- [Exercise instructions]:
Using the records provided below, locate and copy each line that contains the word "batang".

+ + + + + + +

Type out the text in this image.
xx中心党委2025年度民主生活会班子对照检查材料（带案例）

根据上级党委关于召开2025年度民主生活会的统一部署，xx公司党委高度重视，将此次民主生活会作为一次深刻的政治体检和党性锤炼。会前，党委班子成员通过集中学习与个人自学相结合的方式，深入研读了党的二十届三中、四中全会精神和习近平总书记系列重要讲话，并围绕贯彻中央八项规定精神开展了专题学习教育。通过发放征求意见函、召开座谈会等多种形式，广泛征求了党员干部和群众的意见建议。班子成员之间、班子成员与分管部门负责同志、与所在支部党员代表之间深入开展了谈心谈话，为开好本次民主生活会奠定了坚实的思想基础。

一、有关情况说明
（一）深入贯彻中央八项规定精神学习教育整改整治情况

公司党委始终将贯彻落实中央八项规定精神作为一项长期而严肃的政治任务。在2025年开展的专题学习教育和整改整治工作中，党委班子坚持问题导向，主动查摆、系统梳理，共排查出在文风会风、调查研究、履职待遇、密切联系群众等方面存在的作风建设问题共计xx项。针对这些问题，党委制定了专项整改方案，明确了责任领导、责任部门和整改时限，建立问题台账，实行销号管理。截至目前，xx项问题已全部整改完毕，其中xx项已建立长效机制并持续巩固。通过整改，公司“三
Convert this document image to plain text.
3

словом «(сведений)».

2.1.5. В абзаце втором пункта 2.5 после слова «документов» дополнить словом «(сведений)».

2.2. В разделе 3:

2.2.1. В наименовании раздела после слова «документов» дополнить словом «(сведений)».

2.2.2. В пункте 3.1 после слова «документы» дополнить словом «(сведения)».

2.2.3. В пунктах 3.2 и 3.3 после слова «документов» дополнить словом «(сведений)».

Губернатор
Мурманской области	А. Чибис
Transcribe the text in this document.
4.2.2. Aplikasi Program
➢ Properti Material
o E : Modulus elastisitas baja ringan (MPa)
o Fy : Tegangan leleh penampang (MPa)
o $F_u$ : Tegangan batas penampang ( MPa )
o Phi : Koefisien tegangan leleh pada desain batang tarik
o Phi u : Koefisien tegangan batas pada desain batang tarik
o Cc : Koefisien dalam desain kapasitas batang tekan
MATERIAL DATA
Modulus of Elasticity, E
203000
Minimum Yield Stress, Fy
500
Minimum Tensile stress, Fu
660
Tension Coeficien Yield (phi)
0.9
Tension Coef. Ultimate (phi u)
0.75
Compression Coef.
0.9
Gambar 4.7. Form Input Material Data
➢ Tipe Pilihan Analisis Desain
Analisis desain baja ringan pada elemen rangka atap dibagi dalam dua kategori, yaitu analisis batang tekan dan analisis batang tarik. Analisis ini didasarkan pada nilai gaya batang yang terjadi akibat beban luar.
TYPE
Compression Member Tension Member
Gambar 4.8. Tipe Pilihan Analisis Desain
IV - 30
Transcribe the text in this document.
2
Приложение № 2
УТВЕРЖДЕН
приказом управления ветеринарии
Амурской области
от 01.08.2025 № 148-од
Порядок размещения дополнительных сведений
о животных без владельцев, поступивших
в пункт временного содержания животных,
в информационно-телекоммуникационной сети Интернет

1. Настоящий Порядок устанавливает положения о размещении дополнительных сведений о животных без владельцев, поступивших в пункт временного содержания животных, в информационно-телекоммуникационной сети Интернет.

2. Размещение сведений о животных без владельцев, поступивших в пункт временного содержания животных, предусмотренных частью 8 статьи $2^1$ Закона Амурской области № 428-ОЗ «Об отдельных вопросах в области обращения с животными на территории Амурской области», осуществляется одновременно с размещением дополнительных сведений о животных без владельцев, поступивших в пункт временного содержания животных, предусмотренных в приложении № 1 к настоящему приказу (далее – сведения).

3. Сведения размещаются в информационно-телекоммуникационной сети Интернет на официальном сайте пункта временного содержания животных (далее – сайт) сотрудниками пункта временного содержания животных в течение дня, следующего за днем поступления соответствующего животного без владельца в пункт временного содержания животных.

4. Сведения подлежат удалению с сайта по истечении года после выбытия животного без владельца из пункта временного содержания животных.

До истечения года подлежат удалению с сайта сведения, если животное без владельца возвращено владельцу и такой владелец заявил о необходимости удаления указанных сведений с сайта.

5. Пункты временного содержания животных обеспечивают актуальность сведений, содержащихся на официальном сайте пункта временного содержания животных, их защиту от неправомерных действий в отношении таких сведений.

+ + + + + + +

- [Solution to this task]:
o Phi : Koefisien tegangan leleh pada desain batang tarik
o Phi u : Koefisien tegangan batas pada desain batang tarik
o Cc : Koefisien dalam desain kapasitas batang tekan
Analisis desain baja ringan pada elemen rangka atap dibagi dalam dua kategori, yaitu analisis batang tekan dan analisis batang tarik. Analisis ini didasarkan pada nilai gaya batang yang terjadi akibat beban luar.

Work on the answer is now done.